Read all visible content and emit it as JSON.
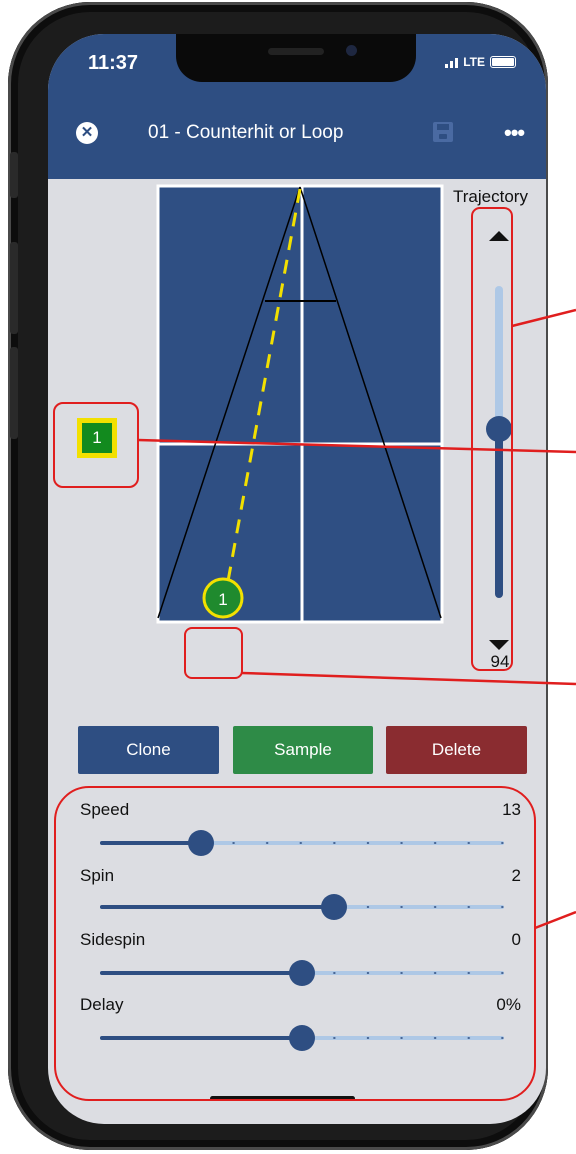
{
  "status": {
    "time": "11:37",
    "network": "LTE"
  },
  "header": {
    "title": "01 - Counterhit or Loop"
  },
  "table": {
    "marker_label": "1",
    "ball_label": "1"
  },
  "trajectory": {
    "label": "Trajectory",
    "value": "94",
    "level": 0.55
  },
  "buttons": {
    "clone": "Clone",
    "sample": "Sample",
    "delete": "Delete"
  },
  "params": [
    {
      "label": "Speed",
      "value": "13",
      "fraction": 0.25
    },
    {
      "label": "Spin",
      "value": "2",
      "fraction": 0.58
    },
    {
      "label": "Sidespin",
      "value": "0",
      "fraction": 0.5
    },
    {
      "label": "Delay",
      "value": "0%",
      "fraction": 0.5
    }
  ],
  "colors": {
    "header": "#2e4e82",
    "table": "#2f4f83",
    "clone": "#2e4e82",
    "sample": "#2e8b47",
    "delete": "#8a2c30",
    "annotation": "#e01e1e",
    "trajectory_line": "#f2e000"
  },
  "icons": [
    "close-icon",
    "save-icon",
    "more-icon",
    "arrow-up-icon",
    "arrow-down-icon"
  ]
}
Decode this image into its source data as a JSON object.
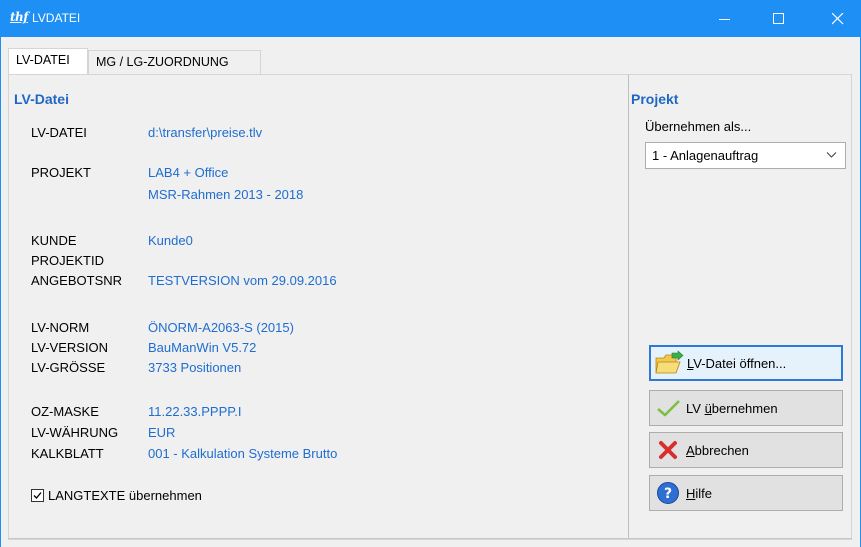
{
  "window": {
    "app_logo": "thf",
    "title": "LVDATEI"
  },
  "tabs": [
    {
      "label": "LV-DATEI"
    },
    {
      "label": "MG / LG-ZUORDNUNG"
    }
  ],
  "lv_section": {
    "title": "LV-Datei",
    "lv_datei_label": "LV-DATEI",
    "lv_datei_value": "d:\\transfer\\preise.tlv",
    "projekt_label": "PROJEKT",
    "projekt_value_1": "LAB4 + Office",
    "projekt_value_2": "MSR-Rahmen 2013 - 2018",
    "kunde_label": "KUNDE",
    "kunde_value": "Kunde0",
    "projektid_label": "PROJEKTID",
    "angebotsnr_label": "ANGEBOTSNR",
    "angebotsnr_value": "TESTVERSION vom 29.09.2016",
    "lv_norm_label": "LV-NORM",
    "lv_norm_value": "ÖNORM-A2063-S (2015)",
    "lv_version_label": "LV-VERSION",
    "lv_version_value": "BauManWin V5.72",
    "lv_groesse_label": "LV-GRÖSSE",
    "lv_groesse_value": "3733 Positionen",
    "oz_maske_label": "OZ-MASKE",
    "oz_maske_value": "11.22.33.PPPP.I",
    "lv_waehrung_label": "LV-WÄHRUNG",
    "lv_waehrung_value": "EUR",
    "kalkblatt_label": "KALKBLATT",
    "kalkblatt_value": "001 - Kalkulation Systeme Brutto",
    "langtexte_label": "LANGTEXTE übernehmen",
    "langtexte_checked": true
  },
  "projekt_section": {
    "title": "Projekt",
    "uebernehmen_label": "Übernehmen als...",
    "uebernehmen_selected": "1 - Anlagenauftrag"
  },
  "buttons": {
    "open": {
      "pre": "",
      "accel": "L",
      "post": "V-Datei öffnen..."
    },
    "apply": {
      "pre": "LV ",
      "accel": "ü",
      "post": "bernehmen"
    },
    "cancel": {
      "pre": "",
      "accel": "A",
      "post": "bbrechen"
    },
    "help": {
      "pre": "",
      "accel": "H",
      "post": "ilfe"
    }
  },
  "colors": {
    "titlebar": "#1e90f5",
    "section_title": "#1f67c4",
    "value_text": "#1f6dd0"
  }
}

##########

• _Exercise_:
Output every entry exactly as given; pictures are not part of the copy.

• _Correct answer_:
Read all visible content and emit it as JSON.
{
  "status": {
    "time": "11:37",
    "network": "LTE"
  },
  "header": {
    "title": "01 - Counterhit or Loop"
  },
  "table": {
    "marker_label": "1",
    "ball_label": "1"
  },
  "trajectory": {
    "label": "Trajectory",
    "value": "94",
    "level": 0.55
  },
  "buttons": {
    "clone": "Clone",
    "sample": "Sample",
    "delete": "Delete"
  },
  "params": [
    {
      "label": "Speed",
      "value": "13",
      "fraction": 0.25
    },
    {
      "label": "Spin",
      "value": "2",
      "fraction": 0.58
    },
    {
      "label": "Sidespin",
      "value": "0",
      "fraction": 0.5
    },
    {
      "label": "Delay",
      "value": "0%",
      "fraction": 0.5
    }
  ],
  "colors": {
    "header": "#2e4e82",
    "table": "#2f4f83",
    "clone": "#2e4e82",
    "sample": "#2e8b47",
    "delete": "#8a2c30",
    "annotation": "#e01e1e",
    "trajectory_line": "#f2e000"
  },
  "icons": [
    "close-icon",
    "save-icon",
    "more-icon",
    "arrow-up-icon",
    "arrow-down-icon"
  ]
}
Decode this image into its source data as a JSON object.
{
  "window": {
    "app_logo": "thf",
    "title": "LVDATEI"
  },
  "tabs": [
    {
      "label": "LV-DATEI"
    },
    {
      "label": "MG / LG-ZUORDNUNG"
    }
  ],
  "lv_section": {
    "title": "LV-Datei",
    "lv_datei_label": "LV-DATEI",
    "lv_datei_value": "d:\\transfer\\preise.tlv",
    "projekt_label": "PROJEKT",
    "projekt_value_1": "LAB4 + Office",
    "projekt_value_2": "MSR-Rahmen 2013 - 2018",
    "kunde_label": "KUNDE",
    "kunde_value": "Kunde0",
    "projektid_label": "PROJEKTID",
    "angebotsnr_label": "ANGEBOTSNR",
    "angebotsnr_value": "TESTVERSION vom 29.09.2016",
    "lv_norm_label": "LV-NORM",
    "lv_norm_value": "ÖNORM-A2063-S (2015)",
    "lv_version_label": "LV-VERSION",
    "lv_version_value": "BauManWin V5.72",
    "lv_groesse_label": "LV-GRÖSSE",
    "lv_groesse_value": "3733 Positionen",
    "oz_maske_label": "OZ-MASKE",
    "oz_maske_value": "11.22.33.PPPP.I",
    "lv_waehrung_label": "LV-WÄHRUNG",
    "lv_waehrung_value": "EUR",
    "kalkblatt_label": "KALKBLATT",
    "kalkblatt_value": "001 - Kalkulation Systeme Brutto",
    "langtexte_label": "LANGTEXTE übernehmen",
    "langtexte_checked": true
  },
  "projekt_section": {
    "title": "Projekt",
    "uebernehmen_label": "Übernehmen als...",
    "uebernehmen_selected": "1 - Anlagenauftrag"
  },
  "buttons": {
    "open": {
      "pre": "",
      "accel": "L",
      "post": "V-Datei öffnen..."
    },
    "apply": {
      "pre": "LV ",
      "accel": "ü",
      "post": "bernehmen"
    },
    "cancel": {
      "pre": "",
      "accel": "A",
      "post": "bbrechen"
    },
    "help": {
      "pre": "",
      "accel": "H",
      "post": "ilfe"
    }
  },
  "colors": {
    "titlebar": "#1e90f5",
    "section_title": "#1f67c4",
    "value_text": "#1f6dd0"
  }
}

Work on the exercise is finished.